◆ **THE PROBLEM**
Copy every line in which the string "jannes" occurs.

=====

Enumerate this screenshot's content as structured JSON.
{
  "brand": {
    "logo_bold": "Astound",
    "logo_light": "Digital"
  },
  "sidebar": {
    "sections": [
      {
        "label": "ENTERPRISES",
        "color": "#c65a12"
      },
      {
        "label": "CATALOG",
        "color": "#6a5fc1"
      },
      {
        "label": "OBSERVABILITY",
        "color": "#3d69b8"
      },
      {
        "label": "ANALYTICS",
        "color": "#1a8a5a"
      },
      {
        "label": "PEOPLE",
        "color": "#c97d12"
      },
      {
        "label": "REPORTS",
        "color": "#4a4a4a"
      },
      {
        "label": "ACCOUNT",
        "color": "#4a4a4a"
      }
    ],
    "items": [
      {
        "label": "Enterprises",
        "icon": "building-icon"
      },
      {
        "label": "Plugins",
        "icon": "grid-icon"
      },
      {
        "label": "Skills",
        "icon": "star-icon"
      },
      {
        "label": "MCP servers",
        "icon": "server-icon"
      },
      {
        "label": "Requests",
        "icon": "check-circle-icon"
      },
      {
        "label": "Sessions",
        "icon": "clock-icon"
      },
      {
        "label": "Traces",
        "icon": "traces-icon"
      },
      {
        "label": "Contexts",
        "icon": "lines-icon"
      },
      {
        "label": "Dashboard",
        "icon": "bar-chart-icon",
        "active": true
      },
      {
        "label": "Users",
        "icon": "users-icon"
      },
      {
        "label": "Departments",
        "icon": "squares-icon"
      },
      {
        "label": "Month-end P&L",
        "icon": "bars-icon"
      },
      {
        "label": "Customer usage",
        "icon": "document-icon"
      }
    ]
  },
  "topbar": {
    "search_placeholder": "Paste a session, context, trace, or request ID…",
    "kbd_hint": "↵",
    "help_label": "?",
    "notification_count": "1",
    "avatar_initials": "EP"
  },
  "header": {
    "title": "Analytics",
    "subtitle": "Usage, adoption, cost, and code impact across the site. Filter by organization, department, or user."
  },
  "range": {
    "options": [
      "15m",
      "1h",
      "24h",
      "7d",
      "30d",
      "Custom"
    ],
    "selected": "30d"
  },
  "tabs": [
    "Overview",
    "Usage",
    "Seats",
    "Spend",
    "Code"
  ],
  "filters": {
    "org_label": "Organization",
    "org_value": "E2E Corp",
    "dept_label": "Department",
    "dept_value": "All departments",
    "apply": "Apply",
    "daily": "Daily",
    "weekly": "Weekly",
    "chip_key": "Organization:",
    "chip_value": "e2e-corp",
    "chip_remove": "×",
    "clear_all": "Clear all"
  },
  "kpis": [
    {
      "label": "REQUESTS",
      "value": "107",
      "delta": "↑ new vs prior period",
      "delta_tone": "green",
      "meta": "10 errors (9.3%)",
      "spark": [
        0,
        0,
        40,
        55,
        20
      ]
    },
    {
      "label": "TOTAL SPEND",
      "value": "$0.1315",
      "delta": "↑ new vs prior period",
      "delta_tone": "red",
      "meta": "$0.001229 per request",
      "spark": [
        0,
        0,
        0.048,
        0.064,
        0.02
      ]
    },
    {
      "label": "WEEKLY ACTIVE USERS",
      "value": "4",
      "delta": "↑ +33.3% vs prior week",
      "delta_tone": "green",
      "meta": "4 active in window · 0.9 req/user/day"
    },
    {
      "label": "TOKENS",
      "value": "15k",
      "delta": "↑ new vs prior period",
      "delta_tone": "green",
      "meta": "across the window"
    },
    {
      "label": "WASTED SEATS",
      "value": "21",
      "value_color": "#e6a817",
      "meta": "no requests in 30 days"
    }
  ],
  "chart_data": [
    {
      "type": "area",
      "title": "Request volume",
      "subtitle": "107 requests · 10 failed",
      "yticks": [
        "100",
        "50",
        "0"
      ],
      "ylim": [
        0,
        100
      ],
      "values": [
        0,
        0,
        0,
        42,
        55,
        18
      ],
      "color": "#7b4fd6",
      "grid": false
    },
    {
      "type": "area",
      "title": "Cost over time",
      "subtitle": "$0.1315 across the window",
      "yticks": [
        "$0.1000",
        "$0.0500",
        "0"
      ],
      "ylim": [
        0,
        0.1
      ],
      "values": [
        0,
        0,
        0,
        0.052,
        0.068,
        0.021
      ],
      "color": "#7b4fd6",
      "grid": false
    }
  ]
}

=====

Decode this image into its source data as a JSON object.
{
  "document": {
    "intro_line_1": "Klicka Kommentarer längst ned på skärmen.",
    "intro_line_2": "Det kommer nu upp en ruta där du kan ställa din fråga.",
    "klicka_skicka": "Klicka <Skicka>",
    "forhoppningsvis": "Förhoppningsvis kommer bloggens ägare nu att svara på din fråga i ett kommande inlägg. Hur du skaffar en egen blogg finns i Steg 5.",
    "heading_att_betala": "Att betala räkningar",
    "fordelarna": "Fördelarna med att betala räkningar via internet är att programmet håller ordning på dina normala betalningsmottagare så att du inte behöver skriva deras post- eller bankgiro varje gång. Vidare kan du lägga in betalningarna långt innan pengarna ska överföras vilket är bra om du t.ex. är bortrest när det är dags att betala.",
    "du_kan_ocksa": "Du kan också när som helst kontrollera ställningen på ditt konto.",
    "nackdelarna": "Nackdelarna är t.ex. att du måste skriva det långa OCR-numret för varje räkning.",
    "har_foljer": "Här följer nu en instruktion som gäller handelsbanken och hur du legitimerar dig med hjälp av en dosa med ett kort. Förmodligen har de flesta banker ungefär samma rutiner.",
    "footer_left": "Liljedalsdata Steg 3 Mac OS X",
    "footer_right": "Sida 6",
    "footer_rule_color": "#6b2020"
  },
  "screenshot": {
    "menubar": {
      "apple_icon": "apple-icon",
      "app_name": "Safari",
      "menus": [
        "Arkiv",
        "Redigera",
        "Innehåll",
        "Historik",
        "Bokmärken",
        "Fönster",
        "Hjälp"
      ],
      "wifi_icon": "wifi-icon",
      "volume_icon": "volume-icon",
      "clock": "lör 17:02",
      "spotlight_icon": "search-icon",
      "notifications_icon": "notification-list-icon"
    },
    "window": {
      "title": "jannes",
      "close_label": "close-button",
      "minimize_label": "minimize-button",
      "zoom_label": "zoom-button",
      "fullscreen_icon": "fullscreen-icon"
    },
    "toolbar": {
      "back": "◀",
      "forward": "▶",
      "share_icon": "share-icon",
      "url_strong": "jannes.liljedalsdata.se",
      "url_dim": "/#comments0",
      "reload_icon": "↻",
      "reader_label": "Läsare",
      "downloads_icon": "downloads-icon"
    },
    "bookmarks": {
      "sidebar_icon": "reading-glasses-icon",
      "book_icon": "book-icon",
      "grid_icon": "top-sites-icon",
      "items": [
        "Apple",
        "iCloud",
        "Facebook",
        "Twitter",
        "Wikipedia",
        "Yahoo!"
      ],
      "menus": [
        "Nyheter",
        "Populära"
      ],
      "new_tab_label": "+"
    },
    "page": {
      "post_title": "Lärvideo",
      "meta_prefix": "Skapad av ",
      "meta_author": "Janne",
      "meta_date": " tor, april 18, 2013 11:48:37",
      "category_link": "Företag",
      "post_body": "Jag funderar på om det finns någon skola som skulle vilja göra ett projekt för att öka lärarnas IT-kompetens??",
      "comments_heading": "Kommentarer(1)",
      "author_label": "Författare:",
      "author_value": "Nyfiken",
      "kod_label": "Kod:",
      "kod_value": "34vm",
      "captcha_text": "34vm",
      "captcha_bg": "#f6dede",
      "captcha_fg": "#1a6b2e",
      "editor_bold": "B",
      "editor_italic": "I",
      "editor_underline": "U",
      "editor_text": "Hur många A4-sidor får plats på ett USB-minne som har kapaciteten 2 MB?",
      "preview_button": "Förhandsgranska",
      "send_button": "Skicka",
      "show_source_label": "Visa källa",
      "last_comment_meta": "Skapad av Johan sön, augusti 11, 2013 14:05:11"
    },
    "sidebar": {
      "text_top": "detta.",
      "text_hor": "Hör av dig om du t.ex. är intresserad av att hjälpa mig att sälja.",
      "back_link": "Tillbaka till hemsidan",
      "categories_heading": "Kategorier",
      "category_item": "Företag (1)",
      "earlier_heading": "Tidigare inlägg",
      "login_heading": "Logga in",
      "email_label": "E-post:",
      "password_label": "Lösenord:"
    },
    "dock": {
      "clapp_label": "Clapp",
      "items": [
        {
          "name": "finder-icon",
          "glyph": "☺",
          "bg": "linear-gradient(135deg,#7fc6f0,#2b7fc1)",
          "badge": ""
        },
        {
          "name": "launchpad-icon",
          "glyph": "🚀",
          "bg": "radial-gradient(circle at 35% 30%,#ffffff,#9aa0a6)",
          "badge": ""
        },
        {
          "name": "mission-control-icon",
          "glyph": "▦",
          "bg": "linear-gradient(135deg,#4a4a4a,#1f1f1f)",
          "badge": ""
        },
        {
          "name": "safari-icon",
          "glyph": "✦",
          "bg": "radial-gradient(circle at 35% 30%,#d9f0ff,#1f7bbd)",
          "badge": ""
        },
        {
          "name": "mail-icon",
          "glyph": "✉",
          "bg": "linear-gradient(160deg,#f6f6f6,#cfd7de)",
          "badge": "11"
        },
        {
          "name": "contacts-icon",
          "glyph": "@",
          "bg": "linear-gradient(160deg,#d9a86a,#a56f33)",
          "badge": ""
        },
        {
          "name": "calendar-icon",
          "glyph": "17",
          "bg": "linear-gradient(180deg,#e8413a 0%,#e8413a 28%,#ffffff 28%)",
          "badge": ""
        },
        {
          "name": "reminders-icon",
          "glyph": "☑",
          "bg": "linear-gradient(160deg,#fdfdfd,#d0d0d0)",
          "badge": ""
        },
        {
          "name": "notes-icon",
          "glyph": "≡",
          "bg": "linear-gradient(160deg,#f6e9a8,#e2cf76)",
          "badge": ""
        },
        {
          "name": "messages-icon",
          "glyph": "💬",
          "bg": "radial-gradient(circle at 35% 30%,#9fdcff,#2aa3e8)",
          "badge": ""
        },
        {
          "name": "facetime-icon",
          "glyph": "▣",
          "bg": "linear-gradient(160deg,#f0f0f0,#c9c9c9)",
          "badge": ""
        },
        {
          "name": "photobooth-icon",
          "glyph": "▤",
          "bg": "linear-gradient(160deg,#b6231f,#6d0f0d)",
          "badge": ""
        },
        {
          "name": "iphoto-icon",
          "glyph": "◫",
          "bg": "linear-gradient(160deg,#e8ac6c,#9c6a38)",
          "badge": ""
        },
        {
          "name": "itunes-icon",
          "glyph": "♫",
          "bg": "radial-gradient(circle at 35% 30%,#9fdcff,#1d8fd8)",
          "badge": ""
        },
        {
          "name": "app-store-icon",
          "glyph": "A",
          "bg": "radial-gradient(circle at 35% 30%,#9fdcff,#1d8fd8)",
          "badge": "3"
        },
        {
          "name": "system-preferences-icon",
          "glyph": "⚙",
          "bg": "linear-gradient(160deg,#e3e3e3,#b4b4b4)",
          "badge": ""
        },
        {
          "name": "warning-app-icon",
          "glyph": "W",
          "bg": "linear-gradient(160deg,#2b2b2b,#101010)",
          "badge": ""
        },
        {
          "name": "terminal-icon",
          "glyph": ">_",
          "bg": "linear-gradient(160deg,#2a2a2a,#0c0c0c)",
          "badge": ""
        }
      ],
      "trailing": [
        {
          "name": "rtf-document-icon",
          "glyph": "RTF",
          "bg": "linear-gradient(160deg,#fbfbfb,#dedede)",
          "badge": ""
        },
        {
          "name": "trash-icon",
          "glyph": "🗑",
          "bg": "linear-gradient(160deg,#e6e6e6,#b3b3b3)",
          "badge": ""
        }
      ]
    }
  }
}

=====

◆ **ANSWER IN FULL**
      "title": "jannes",
      "url_strong": "jannes.liljedalsdata.se",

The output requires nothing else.